- PROBLEM TO WORK ON -
Here are records with pictures in them. Copy all of them exactly and leave the pictures out.

- Data entries -
(begin)

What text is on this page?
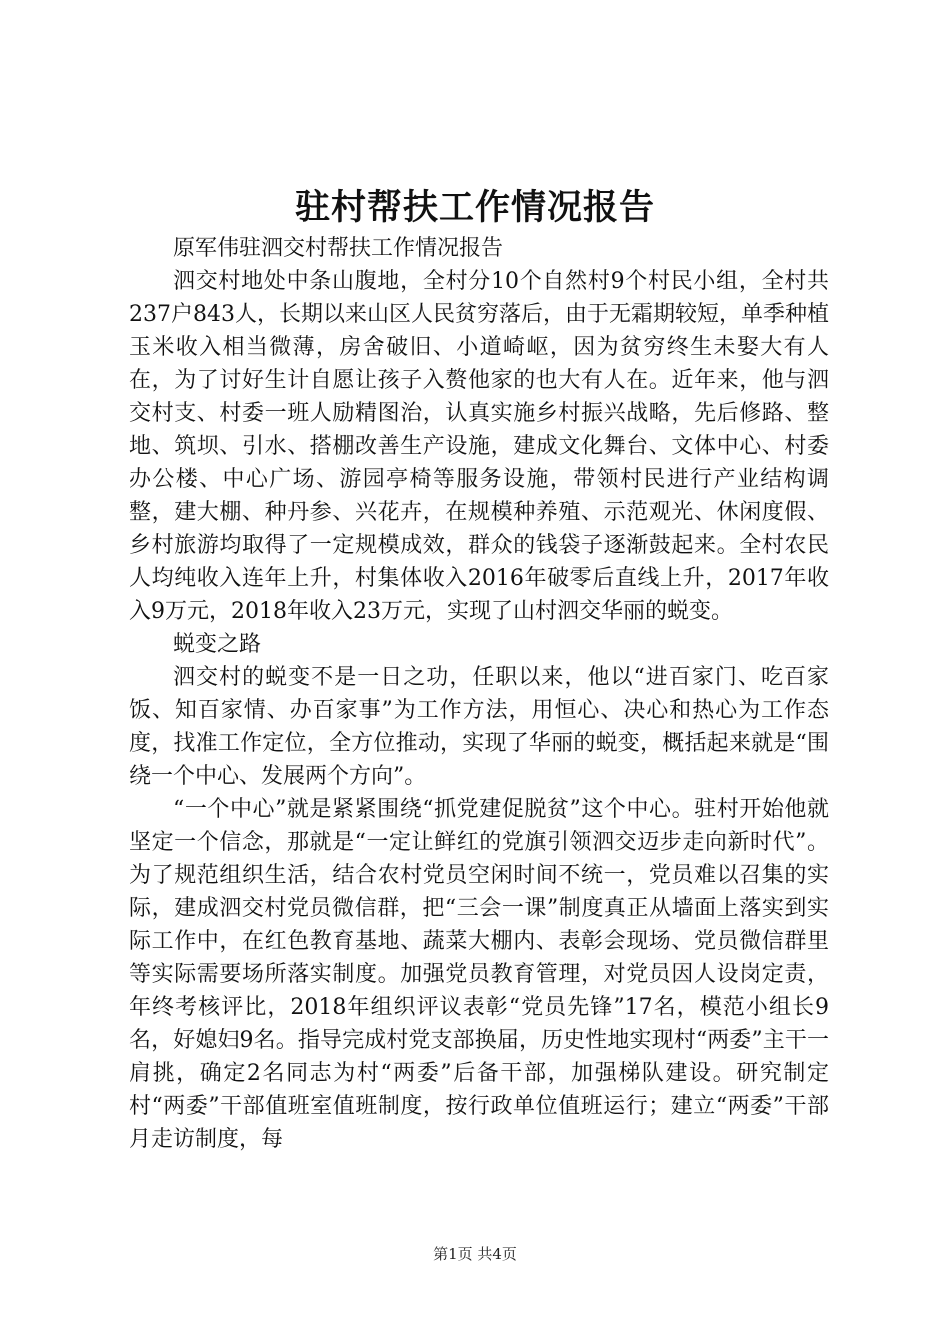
驻村帮扶工作情况报告

原军伟驻泗交村帮扶工作情况报告

泗交村地处中条山腹地，全村分10个自然村9个村民小组，全村共237户843人，长期以来山区人民贫穷落后，由于无霜期较短，单季种植玉米收入相当微薄，房舍破旧、小道崎岖，因为贫穷终生未娶大有人在，为了讨好生计自愿让孩子入赘他家的也大有人在。近年来，他与泗交村支、村委一班人励精图治，认真实施乡村振兴战略，先后修路、整地、筑坝、引水、搭棚改善生产设施，建成文化舞台、文体中心、村委办公楼、中心广场、游园亭椅等服务设施，带领村民进行产业结构调整，建大棚、种丹参、兴花卉，在规模种养殖、示范观光、休闲度假、乡村旅游均取得了一定规模成效，群众的钱袋子逐渐鼓起来。全村农民人均纯收入连年上升，村集体收入2016年破零后直线上升，2017年收入9万元，2018年收入23万元，实现了山村泗交华丽的蜕变。

蜕变之路

泗交村的蜕变不是一日之功，任职以来，他以“进百家门、吃百家饭、知百家情、办百家事”为工作方法，用恒心、决心和热心为工作态度，找准工作定位，全方位推动，实现了华丽的蜕变，概括起来就是“围绕一个中心、发展两个方向”。

“一个中心”就是紧紧围绕“抓党建促脱贫”这个中心。驻村开始他就坚定一个信念，那就是“一定让鲜红的党旗引领泗交迈步走向新时代”。为了规范组织生活，结合农村党员空闲时间不统一，党员难以召集的实际，建成泗交村党员微信群，把“三会一课”制度真正从墙面上落实到实际工作中，在红色教育基地、蔬菜大棚内、表彰会现场、党员微信群里等实际需要场所落实制度。加强党员教育管理，对党员因人设岗定责，年终考核评比，2018年组织评议表彰“党员先锋”17名，模范小组长9名，好媳妇9名。指导完成村党支部换届，历史性地实现村“两委”主干一肩挑，确定2名同志为村“两委”后备干部，加强梯队建设。研究制定村“两委”干部值班室值班制度，按行政单位值班运行；建立“两委”干部月走访制度，每

第1页 共4页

(end)

- FINAL RESULT -
What text is on this page?
驻村帮扶工作情况报告

原军伟驻泗交村帮扶工作情况报告

泗交村地处中条山腹地，全村分10个自然村9个村民小组，全村共237户843人，长期以来山区人民贫穷落后，由于无霜期较短，单季种植玉米收入相当微薄，房舍破旧、小道崎岖，因为贫穷终生未娶大有人在，为了讨好生计自愿让孩子入赘他家的也大有人在。近年来，他与泗交村支、村委一班人励精图治，认真实施乡村振兴战略，先后修路、整地、筑坝、引水、搭棚改善生产设施，建成文化舞台、文体中心、村委办公楼、中心广场、游园亭椅等服务设施，带领村民进行产业结构调整，建大棚、种丹参、兴花卉，在规模种养殖、示范观光、休闲度假、乡村旅游均取得了一定规模成效，群众的钱袋子逐渐鼓起来。全村农民人均纯收入连年上升，村集体收入2016年破零后直线上升，2017年收入9万元，2018年收入23万元，实现了山村泗交华丽的蜕变。

蜕变之路

泗交村的蜕变不是一日之功，任职以来，他以“进百家门、吃百家饭、知百家情、办百家事”为工作方法，用恒心、决心和热心为工作态度，找准工作定位，全方位推动，实现了华丽的蜕变，概括起来就是“围绕一个中心、发展两个方向”。

“一个中心”就是紧紧围绕“抓党建促脱贫”这个中心。驻村开始他就坚定一个信念，那就是“一定让鲜红的党旗引领泗交迈步走向新时代”。为了规范组织生活，结合农村党员空闲时间不统一，党员难以召集的实际，建成泗交村党员微信群，把“三会一课”制度真正从墙面上落实到实际工作中，在红色教育基地、蔬菜大棚内、表彰会现场、党员微信群里等实际需要场所落实制度。加强党员教育管理，对党员因人设岗定责，年终考核评比，2018年组织评议表彰“党员先锋”17名，模范小组长9名，好媳妇9名。指导完成村党支部换届，历史性地实现村“两委”主干一肩挑，确定2名同志为村“两委”后备干部，加强梯队建设。研究制定村“两委”干部值班室值班制度，按行政单位值班运行；建立“两委”干部月走访制度，每

第1页 共4页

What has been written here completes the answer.